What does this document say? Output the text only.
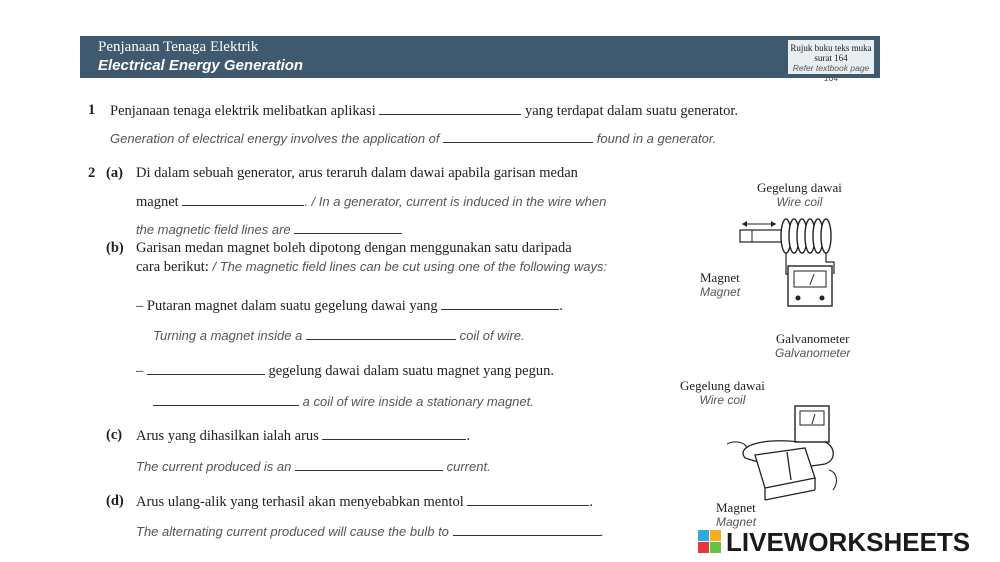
Penjanaan Tenaga Elektrik
Electrical Energy Generation
Rujuk buku teks muka surat 164
Refer textbook page 164
1 Penjanaan tenaga elektrik melibatkan aplikasi	yang terdapat dalam suatu generator.
Generation of electrical energy involves the application of	found in a generator.
2 (a) Di dalam sebuah generator, arus teraruh dalam dawai apabila garisan medan
magnet	. / In a generator, current is induced in the wire when
the magnetic field lines are
(b) Garisan medan magnet boleh dipotong dengan menggunakan satu daripada
cara berikut: / The magnetic field lines can be cut using one of the following ways:
– Putaran magnet dalam suatu gegelung dawai yang	.
Turning a magnet inside a	coil of wire.
–	gegelung dawai dalam suatu magnet yang pegun.
a coil of wire inside a stationary magnet.
(c) Arus yang dihasilkan ialah arus	.
The current produced is an	current.
(d) Arus ulang-alik yang terhasil akan menyebabkan mentol	.
The alternating current produced will cause the bulb to	.
Gegelung dawai
Wire coil
Magnet
Magnet
Galvanometer
Galvanometer
Gegelung dawai
Wire coil
Magnet
Magnet
LIVEWORKSHEETS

• **What is being asked**
Reproduce each line exactly, please, except for any pictures.

• **The response**
What does this document say? Output the text only.
Penjanaan Tenaga Elektrik
Electrical Energy Generation
Rujuk buku teks muka surat 164
Refer textbook page 164
1 Penjanaan tenaga elektrik melibatkan aplikasi	yang terdapat dalam suatu generator.
Generation of electrical energy involves the application of	found in a generator.
2 (a) Di dalam sebuah generator, arus teraruh dalam dawai apabila garisan medan
magnet	. / In a generator, current is induced in the wire when
the magnetic field lines are
(b) Garisan medan magnet boleh dipotong dengan menggunakan satu daripada
cara berikut: / The magnetic field lines can be cut using one of the following ways:
– Putaran magnet dalam suatu gegelung dawai yang	.
Turning a magnet inside a	coil of wire.
–	gegelung dawai dalam suatu magnet yang pegun.
a coil of wire inside a stationary magnet.
(c) Arus yang dihasilkan ialah arus	.
The current produced is an	current.
(d) Arus ulang-alik yang terhasil akan menyebabkan mentol	.
The alternating current produced will cause the bulb to	.
Gegelung dawai
Wire coil
Magnet
Magnet
Galvanometer
Galvanometer
Gegelung dawai
Wire coil
Magnet
Magnet
LIVEWORKSHEETS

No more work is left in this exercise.